Material for this task -
** begin **

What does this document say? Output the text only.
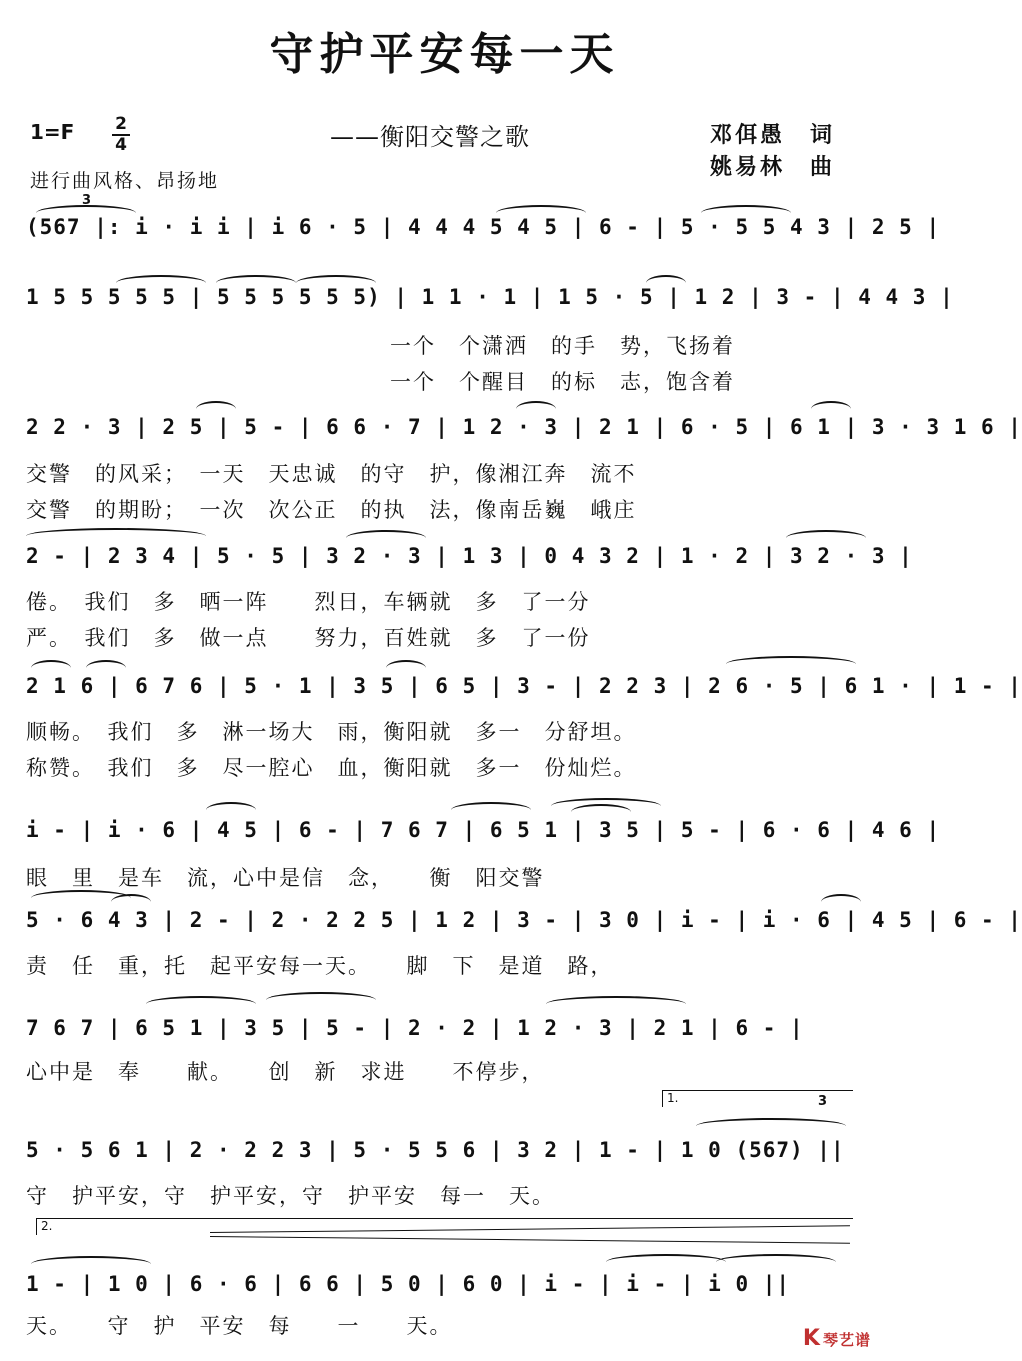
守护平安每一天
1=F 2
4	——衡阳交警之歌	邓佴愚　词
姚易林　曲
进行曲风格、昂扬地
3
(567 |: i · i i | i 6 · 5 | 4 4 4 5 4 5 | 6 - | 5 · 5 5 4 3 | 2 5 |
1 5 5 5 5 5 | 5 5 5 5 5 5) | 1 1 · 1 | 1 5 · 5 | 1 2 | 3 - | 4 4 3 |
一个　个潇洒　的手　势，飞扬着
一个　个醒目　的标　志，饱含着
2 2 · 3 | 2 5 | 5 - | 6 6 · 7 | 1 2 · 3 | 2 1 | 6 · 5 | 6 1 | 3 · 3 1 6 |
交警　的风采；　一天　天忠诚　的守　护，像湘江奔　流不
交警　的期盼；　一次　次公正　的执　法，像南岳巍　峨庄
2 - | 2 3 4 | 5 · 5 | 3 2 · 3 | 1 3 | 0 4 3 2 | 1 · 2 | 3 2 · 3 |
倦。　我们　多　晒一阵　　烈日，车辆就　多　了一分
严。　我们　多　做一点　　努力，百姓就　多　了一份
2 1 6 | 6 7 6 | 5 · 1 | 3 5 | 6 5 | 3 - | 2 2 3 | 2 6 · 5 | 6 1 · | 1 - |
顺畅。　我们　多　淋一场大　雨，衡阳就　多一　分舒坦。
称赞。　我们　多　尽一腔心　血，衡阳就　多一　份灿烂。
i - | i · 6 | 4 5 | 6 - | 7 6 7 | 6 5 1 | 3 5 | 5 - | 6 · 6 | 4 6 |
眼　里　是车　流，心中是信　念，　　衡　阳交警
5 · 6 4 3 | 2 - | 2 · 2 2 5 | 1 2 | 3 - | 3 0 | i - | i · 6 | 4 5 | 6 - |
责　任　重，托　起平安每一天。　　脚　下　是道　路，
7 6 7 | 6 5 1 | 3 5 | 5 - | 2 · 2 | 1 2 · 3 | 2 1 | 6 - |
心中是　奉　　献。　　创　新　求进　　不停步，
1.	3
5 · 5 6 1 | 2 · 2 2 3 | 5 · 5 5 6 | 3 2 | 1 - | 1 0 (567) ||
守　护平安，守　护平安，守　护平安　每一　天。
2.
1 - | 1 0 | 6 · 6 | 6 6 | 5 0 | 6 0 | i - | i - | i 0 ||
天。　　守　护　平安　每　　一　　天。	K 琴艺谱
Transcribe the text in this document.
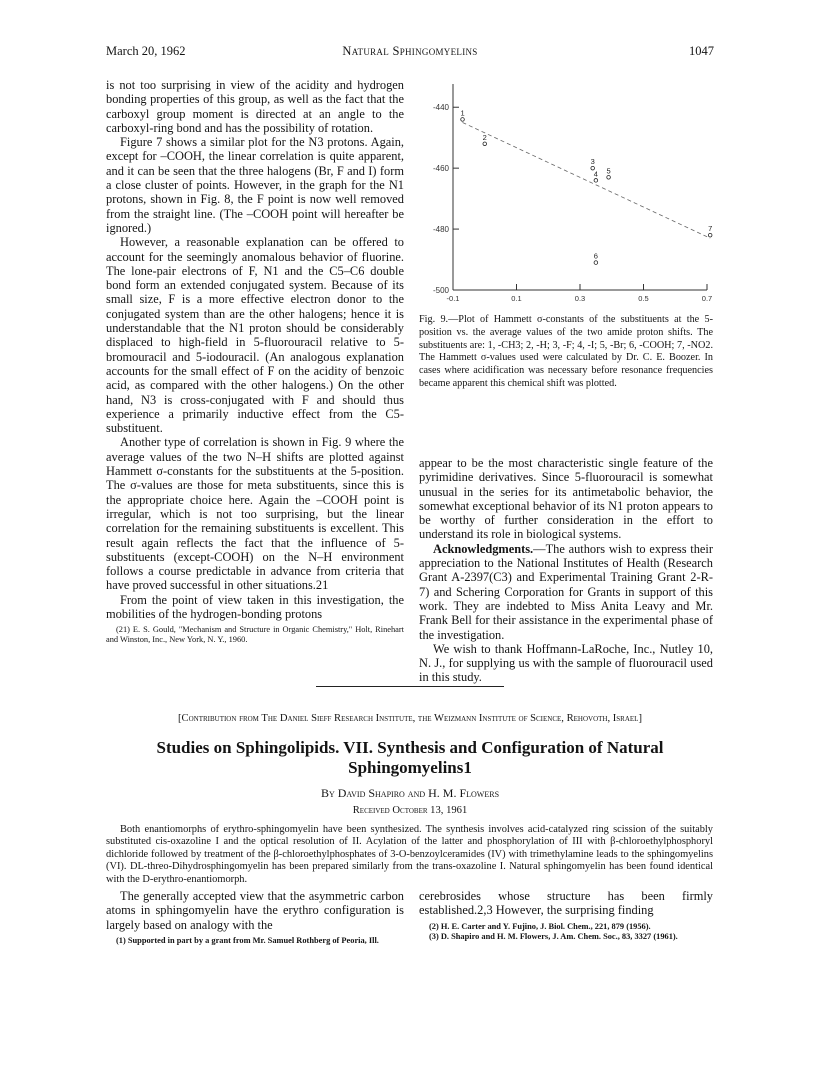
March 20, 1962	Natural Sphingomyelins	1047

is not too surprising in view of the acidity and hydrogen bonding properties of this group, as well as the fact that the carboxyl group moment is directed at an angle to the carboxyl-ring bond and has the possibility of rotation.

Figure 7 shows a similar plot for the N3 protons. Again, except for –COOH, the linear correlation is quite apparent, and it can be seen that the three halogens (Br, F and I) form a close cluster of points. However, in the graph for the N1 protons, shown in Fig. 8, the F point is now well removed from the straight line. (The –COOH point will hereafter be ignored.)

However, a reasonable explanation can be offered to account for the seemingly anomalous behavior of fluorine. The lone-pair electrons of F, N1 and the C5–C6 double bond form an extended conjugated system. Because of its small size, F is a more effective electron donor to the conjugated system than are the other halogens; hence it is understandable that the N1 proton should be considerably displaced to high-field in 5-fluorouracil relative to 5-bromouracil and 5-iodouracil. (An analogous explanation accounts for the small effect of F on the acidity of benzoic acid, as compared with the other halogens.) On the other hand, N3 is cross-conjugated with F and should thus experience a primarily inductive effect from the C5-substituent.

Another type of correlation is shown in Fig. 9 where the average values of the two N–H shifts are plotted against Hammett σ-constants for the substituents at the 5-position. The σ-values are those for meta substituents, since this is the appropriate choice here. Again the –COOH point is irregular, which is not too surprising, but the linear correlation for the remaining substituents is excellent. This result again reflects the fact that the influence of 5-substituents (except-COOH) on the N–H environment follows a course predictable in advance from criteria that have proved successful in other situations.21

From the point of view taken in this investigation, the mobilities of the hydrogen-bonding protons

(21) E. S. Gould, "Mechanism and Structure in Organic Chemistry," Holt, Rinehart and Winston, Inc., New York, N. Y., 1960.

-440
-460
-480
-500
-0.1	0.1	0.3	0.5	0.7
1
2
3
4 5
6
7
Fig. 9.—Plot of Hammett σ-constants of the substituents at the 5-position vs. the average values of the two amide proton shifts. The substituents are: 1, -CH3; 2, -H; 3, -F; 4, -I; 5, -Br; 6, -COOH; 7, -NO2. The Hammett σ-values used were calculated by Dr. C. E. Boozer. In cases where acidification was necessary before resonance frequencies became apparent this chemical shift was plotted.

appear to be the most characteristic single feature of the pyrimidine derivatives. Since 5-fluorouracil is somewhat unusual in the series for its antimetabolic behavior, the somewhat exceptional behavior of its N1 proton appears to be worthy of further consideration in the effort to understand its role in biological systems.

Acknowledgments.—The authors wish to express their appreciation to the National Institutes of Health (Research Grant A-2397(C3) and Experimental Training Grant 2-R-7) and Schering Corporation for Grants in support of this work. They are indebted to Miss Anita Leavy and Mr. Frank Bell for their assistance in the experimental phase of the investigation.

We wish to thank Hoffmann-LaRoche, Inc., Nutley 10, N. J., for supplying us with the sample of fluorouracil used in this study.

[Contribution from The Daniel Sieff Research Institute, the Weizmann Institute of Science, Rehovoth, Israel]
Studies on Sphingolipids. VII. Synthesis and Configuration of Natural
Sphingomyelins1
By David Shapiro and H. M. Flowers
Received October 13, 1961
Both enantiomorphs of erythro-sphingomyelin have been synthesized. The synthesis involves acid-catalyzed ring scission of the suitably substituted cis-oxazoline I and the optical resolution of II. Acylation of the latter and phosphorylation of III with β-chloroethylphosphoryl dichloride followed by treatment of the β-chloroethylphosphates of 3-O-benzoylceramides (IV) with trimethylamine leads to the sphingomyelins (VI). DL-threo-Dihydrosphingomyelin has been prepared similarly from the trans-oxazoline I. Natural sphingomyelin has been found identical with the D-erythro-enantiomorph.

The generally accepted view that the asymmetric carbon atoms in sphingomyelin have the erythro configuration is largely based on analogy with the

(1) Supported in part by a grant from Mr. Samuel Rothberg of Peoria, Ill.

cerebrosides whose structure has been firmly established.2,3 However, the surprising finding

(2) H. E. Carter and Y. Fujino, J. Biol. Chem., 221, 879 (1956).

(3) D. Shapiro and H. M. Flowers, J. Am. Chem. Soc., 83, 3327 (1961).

** end **

Task instructions -
Select from the material above each line in which the string "document" appears, and list those lines.

Response for this exercise -
What does this document say? Output the text only.
Transcribe the text in this document.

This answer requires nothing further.